## WHAT TO WORK ON
Search the listing for the string "this" and copy every line that contains it.

## RECORDS FOR THE TASK

----

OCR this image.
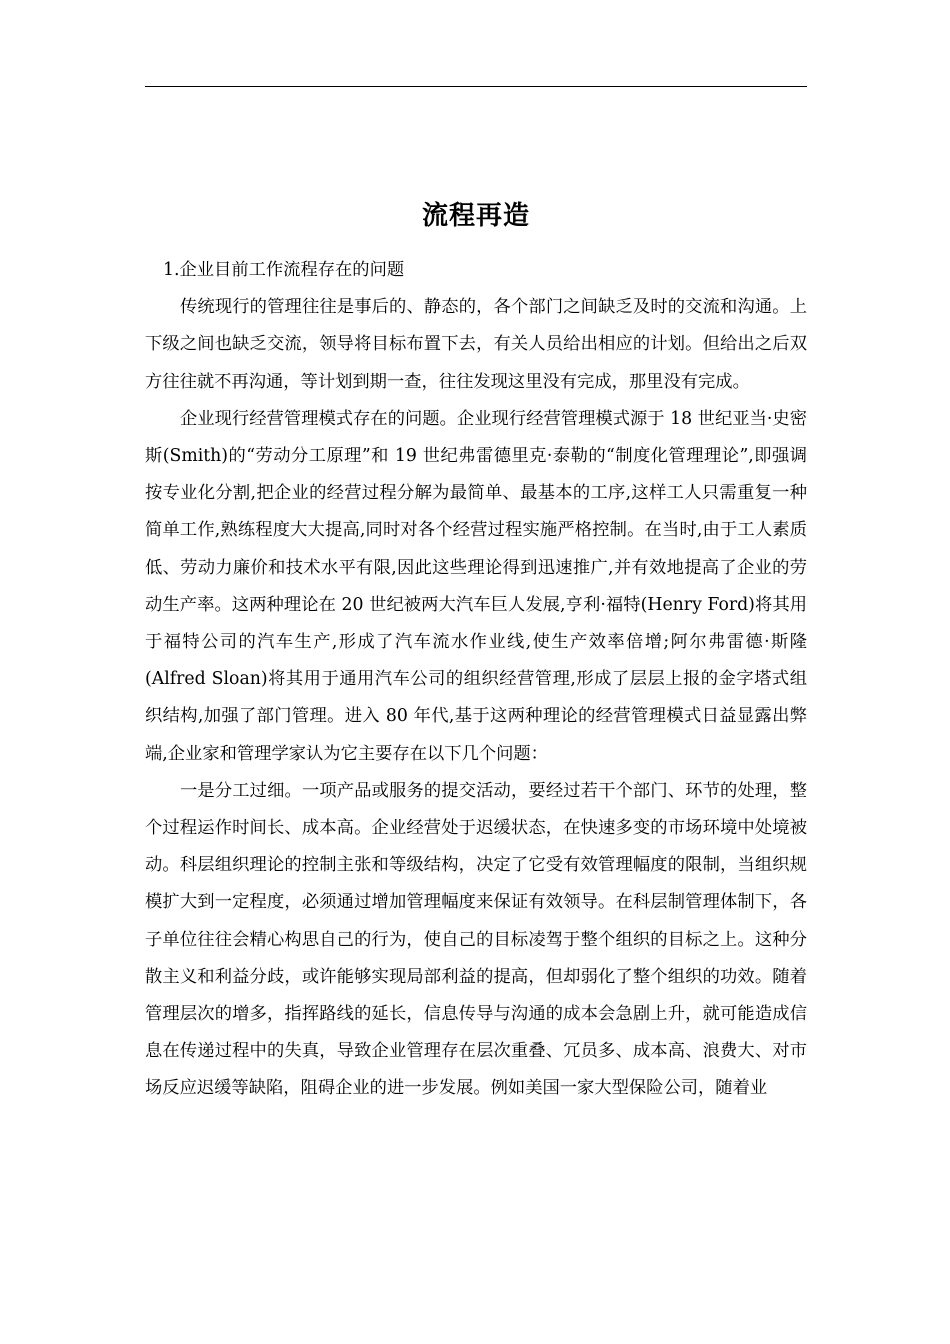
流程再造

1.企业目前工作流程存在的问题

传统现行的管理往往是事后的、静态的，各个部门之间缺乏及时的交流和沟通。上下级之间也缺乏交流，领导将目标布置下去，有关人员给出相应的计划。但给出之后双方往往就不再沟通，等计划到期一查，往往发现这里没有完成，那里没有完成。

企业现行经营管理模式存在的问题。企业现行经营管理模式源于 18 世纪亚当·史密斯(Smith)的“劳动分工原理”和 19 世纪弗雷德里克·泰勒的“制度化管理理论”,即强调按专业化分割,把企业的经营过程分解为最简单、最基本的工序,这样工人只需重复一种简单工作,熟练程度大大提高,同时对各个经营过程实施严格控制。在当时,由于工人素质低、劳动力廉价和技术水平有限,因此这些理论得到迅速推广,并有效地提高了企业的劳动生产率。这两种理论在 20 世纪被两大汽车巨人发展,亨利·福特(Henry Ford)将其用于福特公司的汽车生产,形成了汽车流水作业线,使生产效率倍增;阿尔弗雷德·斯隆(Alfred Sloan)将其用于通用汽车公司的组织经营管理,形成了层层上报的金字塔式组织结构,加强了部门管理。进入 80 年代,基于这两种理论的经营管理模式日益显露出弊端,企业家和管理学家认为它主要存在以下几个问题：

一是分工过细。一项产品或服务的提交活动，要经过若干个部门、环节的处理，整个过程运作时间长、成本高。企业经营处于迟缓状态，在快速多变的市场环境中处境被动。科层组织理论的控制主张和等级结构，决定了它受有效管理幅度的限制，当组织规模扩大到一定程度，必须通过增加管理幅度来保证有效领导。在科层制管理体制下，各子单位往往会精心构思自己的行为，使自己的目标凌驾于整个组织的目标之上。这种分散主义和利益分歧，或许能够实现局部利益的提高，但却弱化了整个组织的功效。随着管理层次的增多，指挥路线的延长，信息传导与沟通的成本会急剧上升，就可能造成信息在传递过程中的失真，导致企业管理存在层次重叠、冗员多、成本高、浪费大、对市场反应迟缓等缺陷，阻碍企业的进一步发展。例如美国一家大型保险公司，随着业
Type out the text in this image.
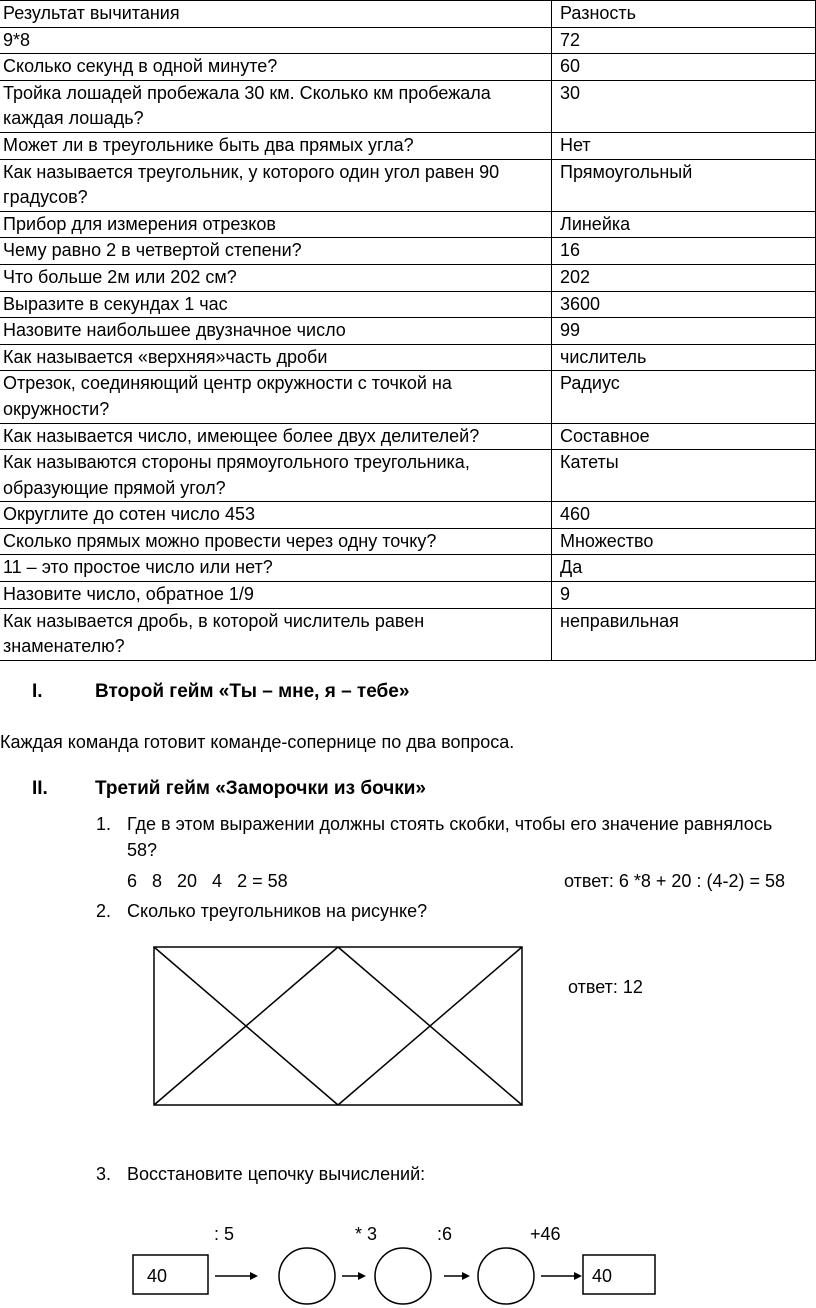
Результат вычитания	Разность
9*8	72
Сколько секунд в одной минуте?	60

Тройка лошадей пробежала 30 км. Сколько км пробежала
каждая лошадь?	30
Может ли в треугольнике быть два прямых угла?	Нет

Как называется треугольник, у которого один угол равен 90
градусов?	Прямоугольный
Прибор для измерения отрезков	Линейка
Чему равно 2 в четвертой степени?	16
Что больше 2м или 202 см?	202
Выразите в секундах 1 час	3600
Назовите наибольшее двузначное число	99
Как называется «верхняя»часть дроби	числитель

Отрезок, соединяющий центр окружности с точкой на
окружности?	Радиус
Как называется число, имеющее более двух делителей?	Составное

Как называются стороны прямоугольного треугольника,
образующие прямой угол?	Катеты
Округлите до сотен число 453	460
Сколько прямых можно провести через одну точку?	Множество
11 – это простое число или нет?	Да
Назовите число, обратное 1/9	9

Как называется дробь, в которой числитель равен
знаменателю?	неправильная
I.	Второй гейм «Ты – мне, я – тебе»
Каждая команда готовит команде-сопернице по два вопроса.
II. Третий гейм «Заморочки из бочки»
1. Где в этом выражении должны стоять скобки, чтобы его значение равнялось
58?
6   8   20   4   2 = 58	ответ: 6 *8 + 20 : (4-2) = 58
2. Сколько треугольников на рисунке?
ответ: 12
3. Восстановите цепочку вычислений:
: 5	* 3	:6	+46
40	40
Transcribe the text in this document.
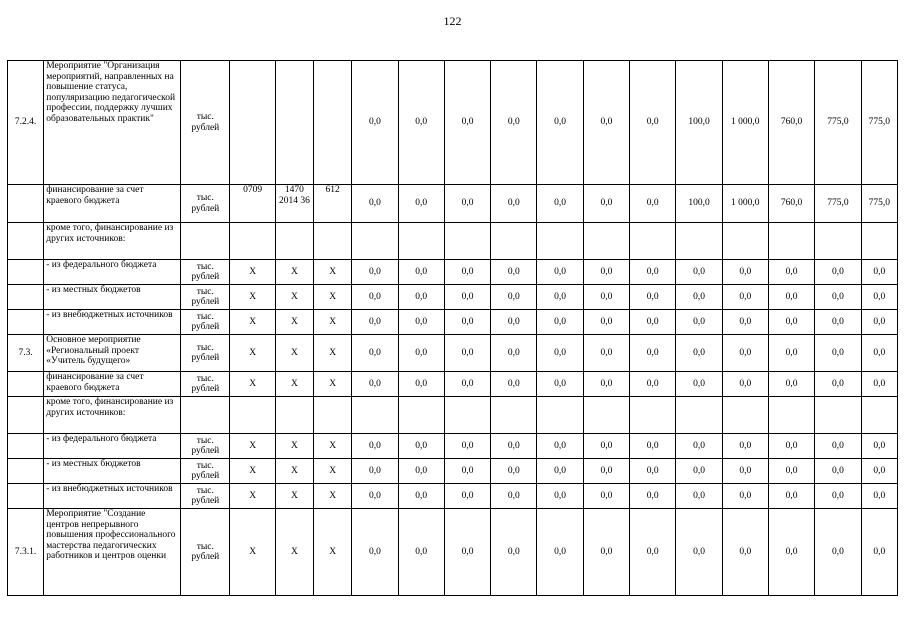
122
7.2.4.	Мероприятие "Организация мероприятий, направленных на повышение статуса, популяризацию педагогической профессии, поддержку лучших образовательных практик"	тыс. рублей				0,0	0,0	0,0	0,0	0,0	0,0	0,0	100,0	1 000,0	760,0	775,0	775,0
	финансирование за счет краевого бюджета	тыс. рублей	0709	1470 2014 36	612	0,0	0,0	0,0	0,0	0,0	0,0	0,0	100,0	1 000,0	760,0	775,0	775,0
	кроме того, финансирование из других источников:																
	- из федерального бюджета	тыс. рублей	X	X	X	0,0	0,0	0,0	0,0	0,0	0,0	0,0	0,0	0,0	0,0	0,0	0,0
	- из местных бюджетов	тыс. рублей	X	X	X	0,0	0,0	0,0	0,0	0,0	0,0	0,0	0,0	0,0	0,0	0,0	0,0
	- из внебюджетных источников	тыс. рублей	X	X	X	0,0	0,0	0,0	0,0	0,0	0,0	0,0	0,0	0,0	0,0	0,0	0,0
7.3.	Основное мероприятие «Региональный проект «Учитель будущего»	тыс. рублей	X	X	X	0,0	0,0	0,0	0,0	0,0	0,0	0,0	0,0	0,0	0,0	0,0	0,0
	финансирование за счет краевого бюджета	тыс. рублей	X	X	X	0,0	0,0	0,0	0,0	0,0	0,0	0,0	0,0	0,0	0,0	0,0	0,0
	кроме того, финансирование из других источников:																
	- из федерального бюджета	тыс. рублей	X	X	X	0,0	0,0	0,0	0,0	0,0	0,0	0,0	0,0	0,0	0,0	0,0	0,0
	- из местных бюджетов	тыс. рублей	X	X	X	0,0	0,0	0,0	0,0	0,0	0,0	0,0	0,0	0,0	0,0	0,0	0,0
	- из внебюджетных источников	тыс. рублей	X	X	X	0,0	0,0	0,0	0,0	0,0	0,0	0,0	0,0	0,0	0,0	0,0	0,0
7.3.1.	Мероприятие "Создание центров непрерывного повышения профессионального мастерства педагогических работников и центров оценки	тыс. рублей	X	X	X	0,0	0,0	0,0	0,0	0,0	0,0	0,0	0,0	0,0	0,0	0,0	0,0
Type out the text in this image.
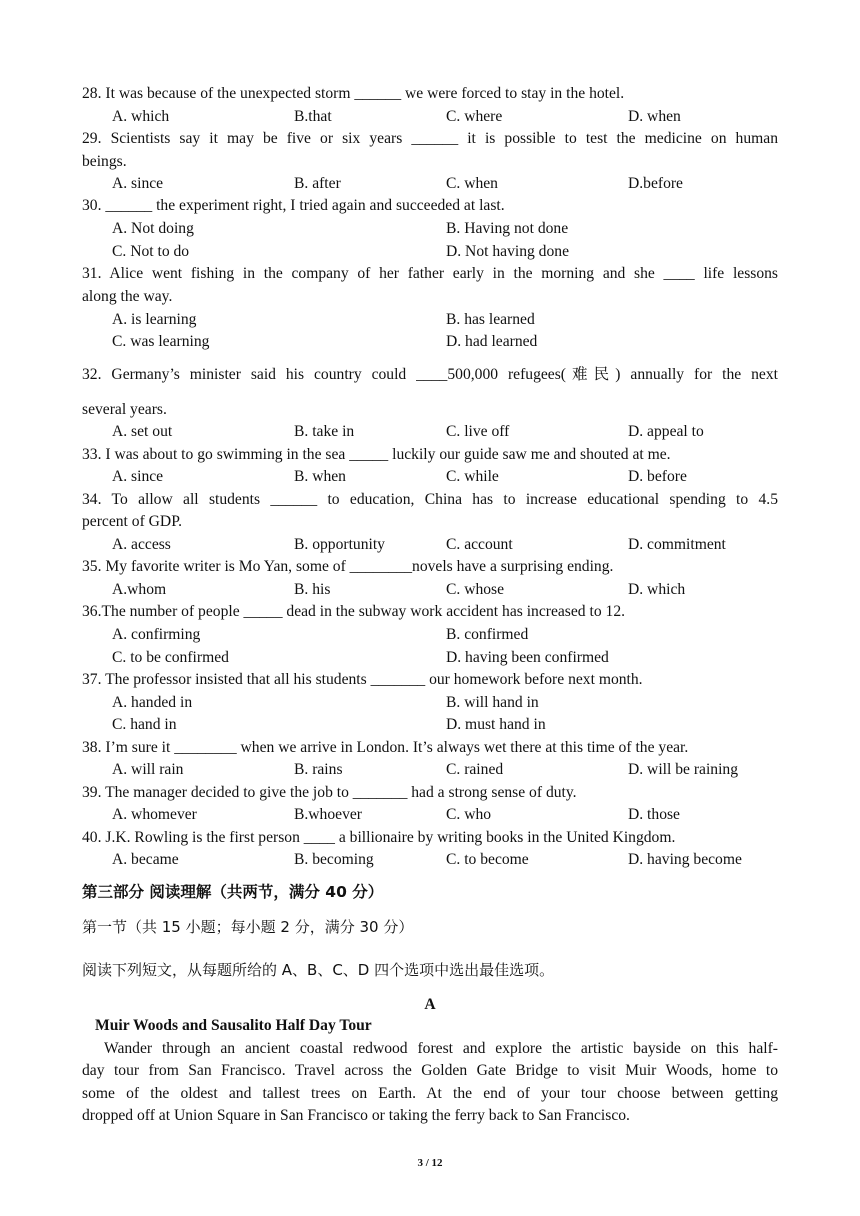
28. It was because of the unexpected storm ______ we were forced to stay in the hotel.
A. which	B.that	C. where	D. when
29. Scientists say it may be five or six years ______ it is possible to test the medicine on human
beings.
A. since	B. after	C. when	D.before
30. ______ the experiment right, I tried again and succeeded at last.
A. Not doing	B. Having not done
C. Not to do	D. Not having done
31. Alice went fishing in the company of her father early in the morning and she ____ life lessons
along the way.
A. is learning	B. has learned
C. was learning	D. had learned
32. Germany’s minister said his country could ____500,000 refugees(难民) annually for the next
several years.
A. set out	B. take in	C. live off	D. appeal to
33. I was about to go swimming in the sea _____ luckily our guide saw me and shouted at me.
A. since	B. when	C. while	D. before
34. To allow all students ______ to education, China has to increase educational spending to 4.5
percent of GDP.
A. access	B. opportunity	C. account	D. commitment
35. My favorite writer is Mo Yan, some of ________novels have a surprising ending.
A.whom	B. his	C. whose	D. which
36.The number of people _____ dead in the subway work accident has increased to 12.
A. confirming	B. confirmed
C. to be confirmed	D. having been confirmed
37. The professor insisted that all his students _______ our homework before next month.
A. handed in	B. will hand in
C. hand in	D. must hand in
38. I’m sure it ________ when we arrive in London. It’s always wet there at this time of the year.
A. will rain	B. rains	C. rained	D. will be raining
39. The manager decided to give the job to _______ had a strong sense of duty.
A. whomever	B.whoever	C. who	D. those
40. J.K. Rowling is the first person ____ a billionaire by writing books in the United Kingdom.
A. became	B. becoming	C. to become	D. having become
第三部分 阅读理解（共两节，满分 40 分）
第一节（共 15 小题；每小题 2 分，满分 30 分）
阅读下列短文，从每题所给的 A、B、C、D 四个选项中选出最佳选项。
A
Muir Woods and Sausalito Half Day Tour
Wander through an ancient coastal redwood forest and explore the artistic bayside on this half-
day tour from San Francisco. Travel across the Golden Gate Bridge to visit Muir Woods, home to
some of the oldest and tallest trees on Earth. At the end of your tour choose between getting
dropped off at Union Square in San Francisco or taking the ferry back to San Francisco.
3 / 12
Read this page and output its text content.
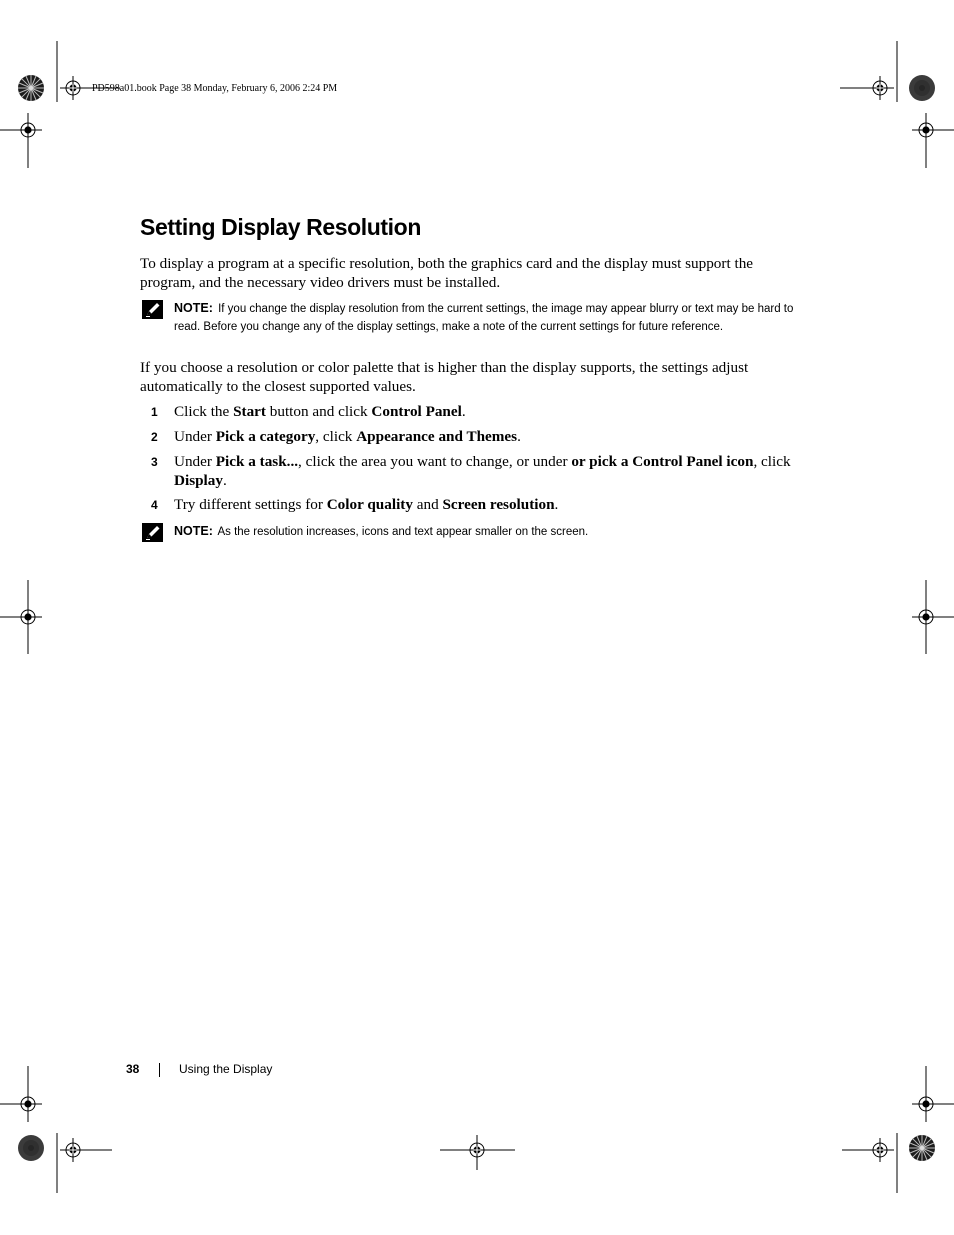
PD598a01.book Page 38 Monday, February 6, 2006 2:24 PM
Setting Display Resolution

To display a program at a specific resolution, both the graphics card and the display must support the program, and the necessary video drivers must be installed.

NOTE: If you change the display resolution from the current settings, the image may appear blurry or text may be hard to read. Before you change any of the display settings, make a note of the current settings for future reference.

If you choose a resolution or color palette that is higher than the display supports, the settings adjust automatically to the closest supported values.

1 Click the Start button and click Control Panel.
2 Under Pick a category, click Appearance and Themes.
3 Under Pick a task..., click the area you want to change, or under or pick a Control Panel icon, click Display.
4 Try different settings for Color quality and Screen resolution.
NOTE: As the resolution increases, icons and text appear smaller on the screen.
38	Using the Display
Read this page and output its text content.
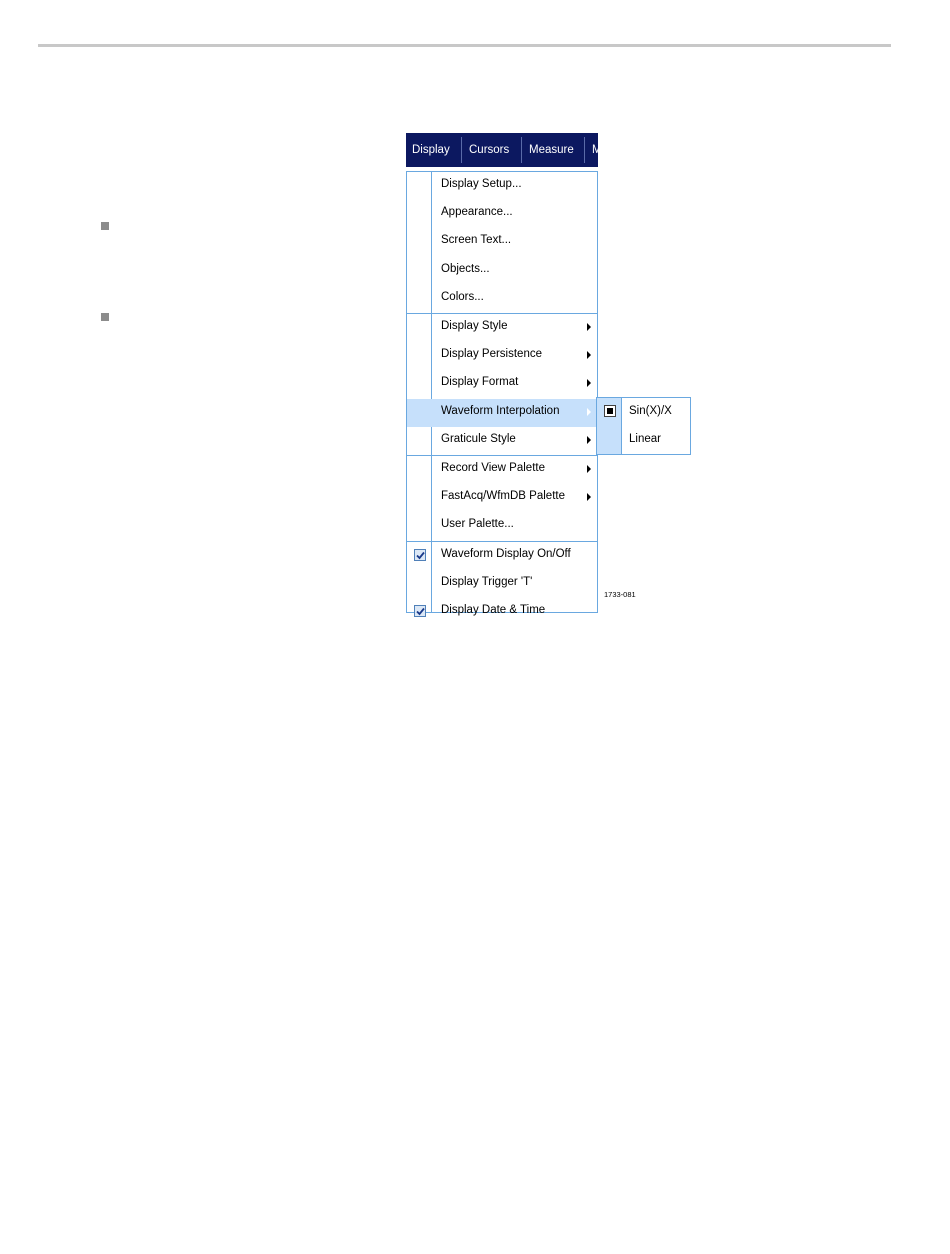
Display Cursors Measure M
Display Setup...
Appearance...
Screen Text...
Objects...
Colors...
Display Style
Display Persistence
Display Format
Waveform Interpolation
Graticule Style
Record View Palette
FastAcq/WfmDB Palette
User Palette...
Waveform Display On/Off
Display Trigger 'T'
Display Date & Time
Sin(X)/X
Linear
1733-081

----

## THE COMPLETED TASK
OCR this image.
Type out the text in this image.
Transcribe the text in this document.
Type out the text in this image.
38. I’m sure it ________ when we arrive in London. It’s always wet there at this time of the year.
Wander through an ancient coastal redwood forest and explore the artistic bayside on this half-
Read this page and output its text content.
Read this page and output its text content.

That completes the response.